● Goal of the exercise
Transcribe all of the material below word for word and leave out its pictures.

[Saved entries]
___

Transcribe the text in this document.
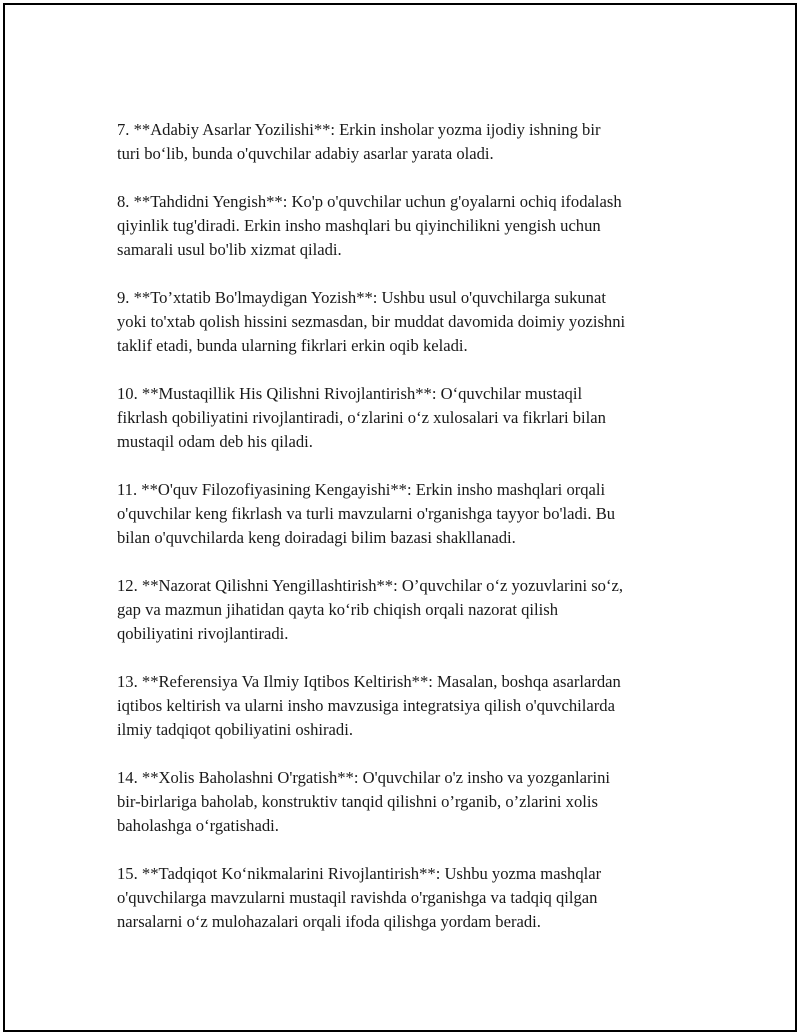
7. **Adabiy Asarlar Yozilishi**: Erkin insholar yozma ijodiy ishning bir
turi bo‘lib, bunda o'quvchilar adabiy asarlar yarata oladi.

8. **Tahdidni Yengish**: Ko'p o'quvchilar uchun g'oyalarni ochiq ifodalash
qiyinlik tug'diradi. Erkin insho mashqlari bu qiyinchilikni yengish uchun
samarali usul bo'lib xizmat qiladi.

9. **To’xtatib Bo'lmaydigan Yozish**: Ushbu usul o'quvchilarga sukunat
yoki to'xtab qolish hissini sezmasdan, bir muddat davomida doimiy yozishni
taklif etadi, bunda ularning fikrlari erkin oqib keladi.

10. **Mustaqillik His Qilishni Rivojlantirish**: O‘quvchilar mustaqil
fikrlash qobiliyatini rivojlantiradi, o‘zlarini o‘z xulosalari va fikrlari bilan
mustaqil odam deb his qiladi.

11. **O'quv Filozofiyasining Kengayishi**: Erkin insho mashqlari orqali
o'quvchilar keng fikrlash va turli mavzularni o'rganishga tayyor bo'ladi. Bu
bilan o'quvchilarda keng doiradagi bilim bazasi shakllanadi.

12. **Nazorat Qilishni Yengillashtirish**: O’quvchilar o‘z yozuvlarini so‘z,
gap va mazmun jihatidan qayta ko‘rib chiqish orqali nazorat qilish
qobiliyatini rivojlantiradi.

13. **Referensiya Va Ilmiy Iqtibos Keltirish**: Masalan, boshqa asarlardan
iqtibos keltirish va ularni insho mavzusiga integratsiya qilish o'quvchilarda
ilmiy tadqiqot qobiliyatini oshiradi.

14. **Xolis Baholashni O'rgatish**: O'quvchilar o'z insho va yozganlarini
bir-birlariga baholab, konstruktiv tanqid qilishni o’rganib, o’zlarini xolis
baholashga o‘rgatishadi.

15. **Tadqiqot Ko‘nikmalarini Rivojlantirish**: Ushbu yozma mashqlar
o'quvchilarga mavzularni mustaqil ravishda o'rganishga va tadqiq qilgan
narsalarni o‘z mulohazalari orqali ifoda qilishga yordam beradi.
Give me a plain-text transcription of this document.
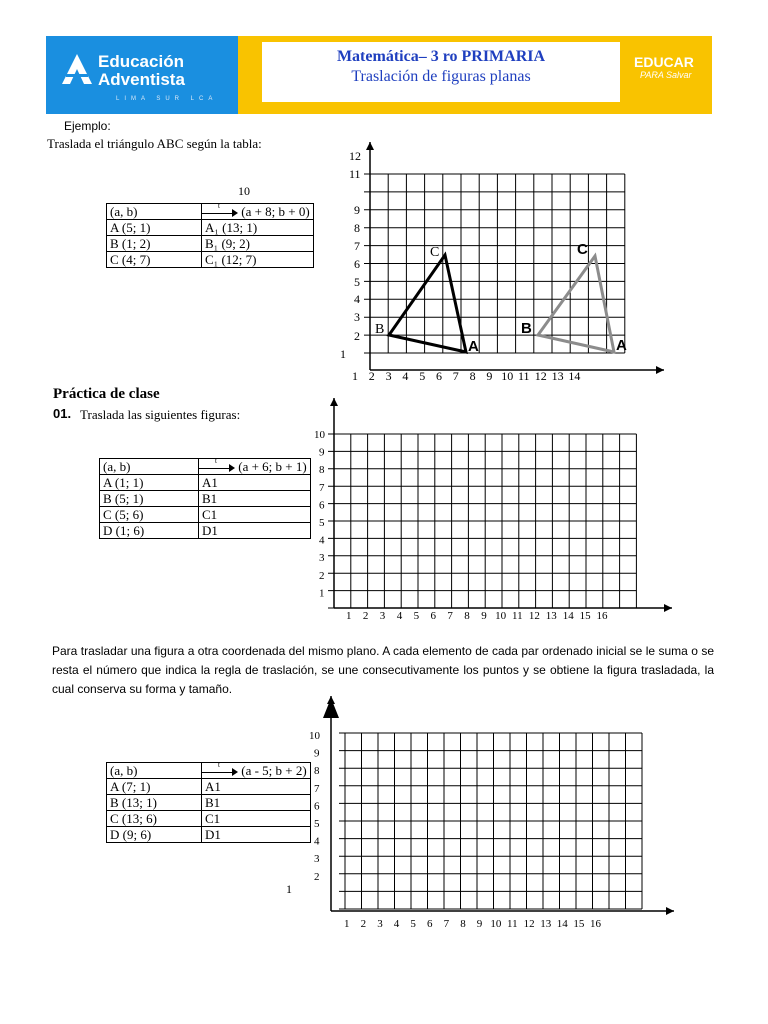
Educación
Adventista
LIMA SUR LCA
Matemática– 3 ro PRIMARIA
Traslación de figuras planas
EDUCAR
PARA Salvar
Ejemplo:
Traslada el triángulo ABC según la tabla:
10
(a, b)	t (a + 8; b + 0)
A (5; 1)	A₁ (13; 1)
B (1; 2)	B₁ (9; 2)
C (4; 7)	C₁ (12; 7)
12
11
9
8
7
6
5
4
3
2
1
1 2 3 4 5 6 7 8 9 10 11 12 13 14
A
B
C
A
B
C
Práctica de clase
01. Traslada las siguientes figuras:
(a, b)	t (a + 6; b + 1)
A (1; 1)	A1
B (5; 1)	B1
C (5; 6)	C1
D (1; 6)	D1
10
9
8
7
6
5
4
3
2
1
1 2 3 4 5 6 7 8 9 10 11 12 13 14 15 16
Para trasladar una figura a otra coordenada del mismo plano. A cada elemento de cada par ordenado inicial se le suma o se resta el número que indica la regla de traslación, se une consecutivamente los puntos y se obtiene la figura trasladada, la cual conserva su forma y tamaño.
(a, b)	t (a - 5; b + 2)
A (7; 1)	A1
B (13; 1)	B1
C (13; 6)	C1
D (9; 6)	D1
1
10
9
8
7
6
5
4
3
2
1 2 3 4 5 6 7 8 9 10 11 12 13 14 15 16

___

● Answer to the problem
Transcribe the text in this document.
7. **Adabiy Asarlar Yozilishi**: Erkin insholar yozma ijodiy ishning bir
turi bo‘lib, bunda o'quvchilar adabiy asarlar yarata oladi.

8. **Tahdidni Yengish**: Ko'p o'quvchilar uchun g'oyalarni ochiq ifodalash
qiyinlik tug'diradi. Erkin insho mashqlari bu qiyinchilikni yengish uchun
samarali usul bo'lib xizmat qiladi.

9. **To’xtatib Bo'lmaydigan Yozish**: Ushbu usul o'quvchilarga sukunat
yoki to'xtab qolish hissini sezmasdan, bir muddat davomida doimiy yozishni
taklif etadi, bunda ularning fikrlari erkin oqib keladi.

10. **Mustaqillik His Qilishni Rivojlantirish**: O‘quvchilar mustaqil
fikrlash qobiliyatini rivojlantiradi, o‘zlarini o‘z xulosalari va fikrlari bilan
mustaqil odam deb his qiladi.

11. **O'quv Filozofiyasining Kengayishi**: Erkin insho mashqlari orqali
o'quvchilar keng fikrlash va turli mavzularni o'rganishga tayyor bo'ladi. Bu
bilan o'quvchilarda keng doiradagi bilim bazasi shakllanadi.

12. **Nazorat Qilishni Yengillashtirish**: O’quvchilar o‘z yozuvlarini so‘z,
gap va mazmun jihatidan qayta ko‘rib chiqish orqali nazorat qilish
qobiliyatini rivojlantiradi.

13. **Referensiya Va Ilmiy Iqtibos Keltirish**: Masalan, boshqa asarlardan
iqtibos keltirish va ularni insho mavzusiga integratsiya qilish o'quvchilarda
ilmiy tadqiqot qobiliyatini oshiradi.

14. **Xolis Baholashni O'rgatish**: O'quvchilar o'z insho va yozganlarini
bir-birlariga baholab, konstruktiv tanqid qilishni o’rganib, o’zlarini xolis
baholashga o‘rgatishadi.

15. **Tadqiqot Ko‘nikmalarini Rivojlantirish**: Ushbu yozma mashqlar
o'quvchilarga mavzularni mustaqil ravishda o'rganishga va tadqiq qilgan
narsalarni o‘z mulohazalari orqali ifoda qilishga yordam beradi.
Give me a plain-text transcription of this document.
Educación
Adventista
LIMA SUR LCA
Matemática– 3 ro PRIMARIA
Traslación de figuras planas
EDUCAR
PARA Salvar
Ejemplo:
Traslada el triángulo ABC según la tabla:
10
(a, b)	t (a + 8; b + 0)
A (5; 1)	A₁ (13; 1)
B (1; 2)	B₁ (9; 2)
C (4; 7)	C₁ (12; 7)
12
11
9
8
7
6
5
4
3
2
1
1 2 3 4 5 6 7 8 9 10 11 12 13 14
A
B
C
A
B
C
Práctica de clase
01. Traslada las siguientes figuras:
(a, b)	t (a + 6; b + 1)
A (1; 1)	A1
B (5; 1)	B1
C (5; 6)	C1
D (1; 6)	D1
10
9
8
7
6
5
4
3
2
1
1 2 3 4 5 6 7 8 9 10 11 12 13 14 15 16
Para trasladar una figura a otra coordenada del mismo plano. A cada elemento de cada par ordenado inicial se le suma o se resta el número que indica la regla de traslación, se une consecutivamente los puntos y se obtiene la figura trasladada, la cual conserva su forma y tamaño.
(a, b)	t (a - 5; b + 2)
A (7; 1)	A1
B (13; 1)	B1
C (13; 6)	C1
D (9; 6)	D1
1
10
9
8
7
6
5
4
3
2
1 2 3 4 5 6 7 8 9 10 11 12 13 14 15 16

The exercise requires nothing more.